● **EXTRACTED ENTRIES**:
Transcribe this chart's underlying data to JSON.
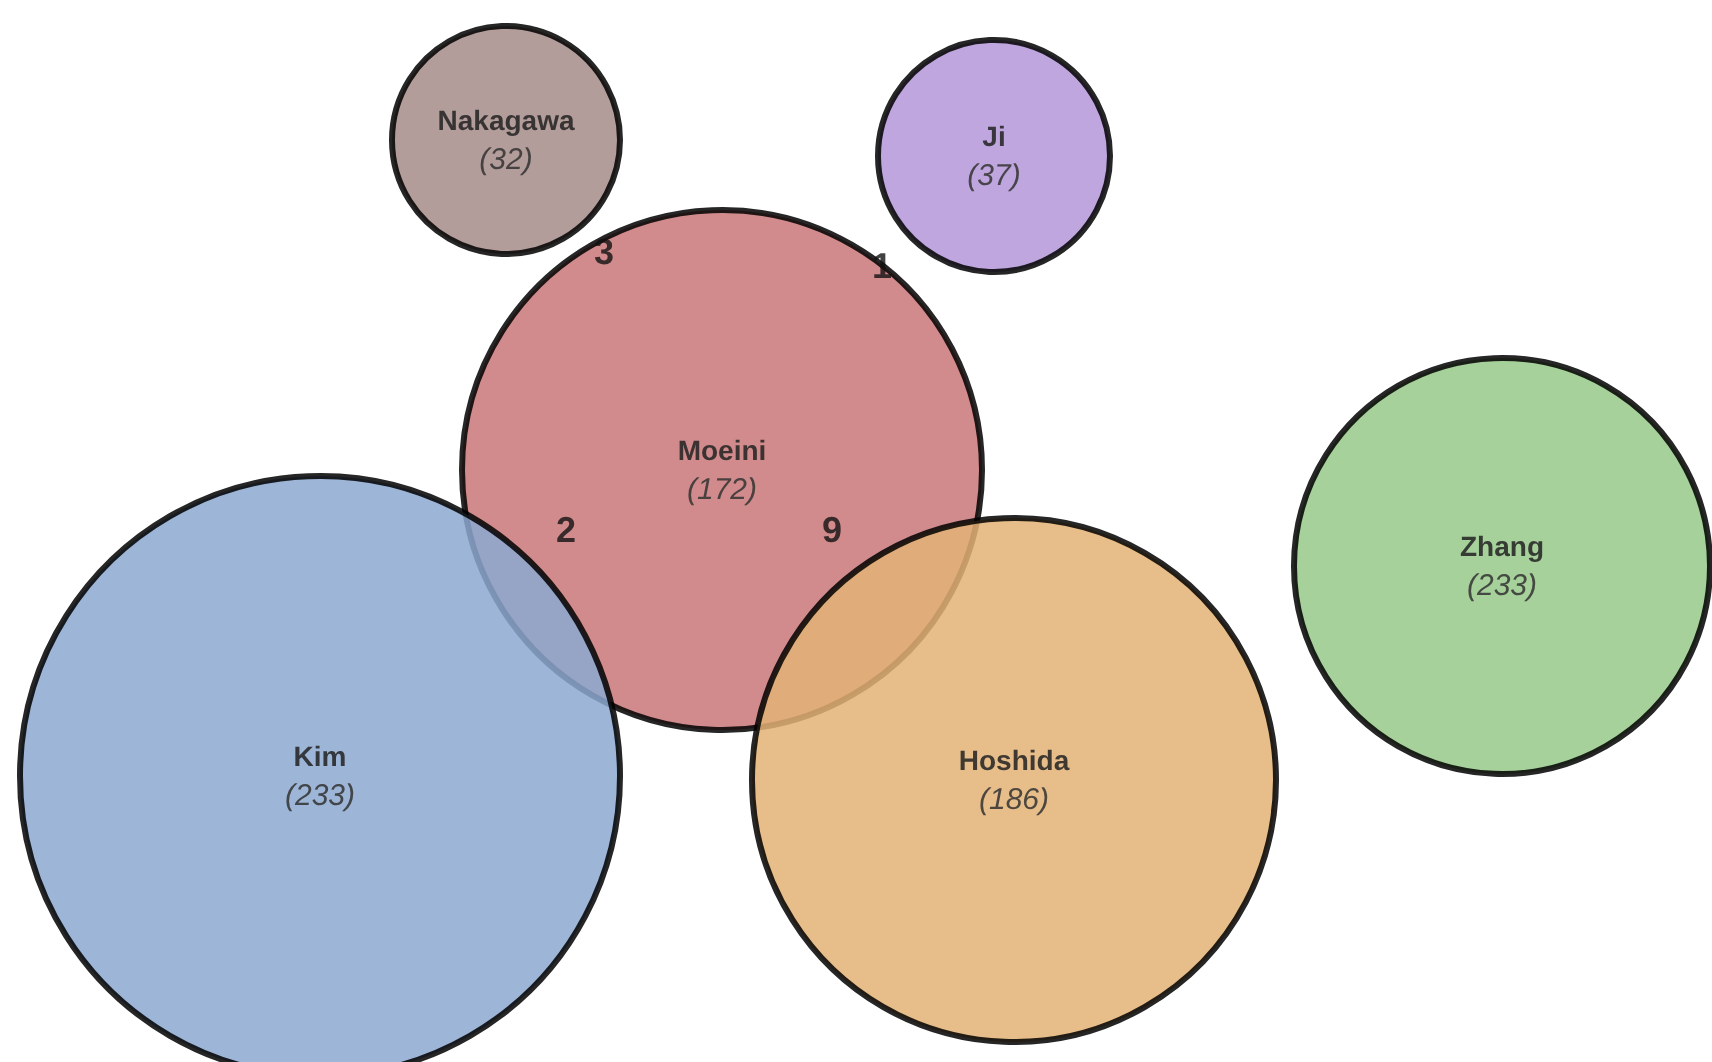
{
  "chart_data": {
    "type": "other",
    "categories": [
      "Nakagawa",
      "Ji",
      "Moeini",
      "Kim",
      "Hoshida",
      "Zhang"
    ],
    "values": [
      32,
      37,
      172,
      233,
      186,
      233
    ],
    "value_labels": [
      "(32)",
      "(37)",
      "(172)",
      "(233)",
      "(186)",
      "(233)"
    ],
    "colors": [
      "#a68c88",
      "#b497d8",
      "#c97778",
      "#8ca8d0",
      "#e3b276",
      "#97c98a"
    ],
    "annotations": [
      "3",
      "1",
      "2",
      "9"
    ]
  }
}
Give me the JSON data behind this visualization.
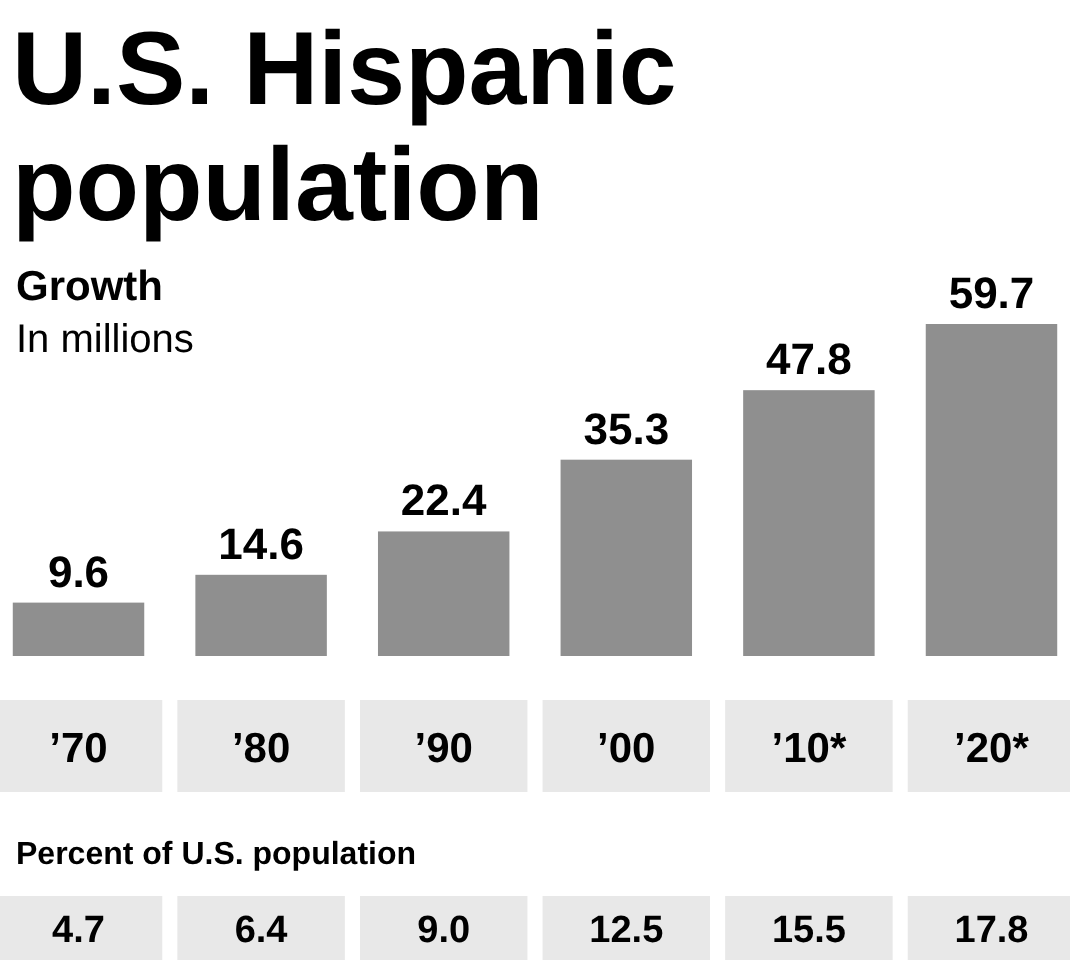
{
  "chart_data": {
    "type": "bar",
    "title": "U.S. Hispanic population",
    "subtitle": "Growth",
    "ylabel": "In millions",
    "categories": [
      "’70",
      "’80",
      "’90",
      "’00",
      "’10*",
      "’20*"
    ],
    "values": [
      9.6,
      14.6,
      22.4,
      35.3,
      47.8,
      59.7
    ],
    "color": "#8f8f8f",
    "data_labels": true,
    "annotations": [
      "Percent of U.S. population",
      "4.7",
      "6.4",
      "9.0",
      "12.5",
      "15.5",
      "17.8"
    ]
  }
}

● **DIRECTIVE**:
Extract lines where the string "JSON" occurs.

● **SOLVED PROBLEM**:
Transcribe this chart's underlying data to JSON.
Give me the JSON data behind this visualization.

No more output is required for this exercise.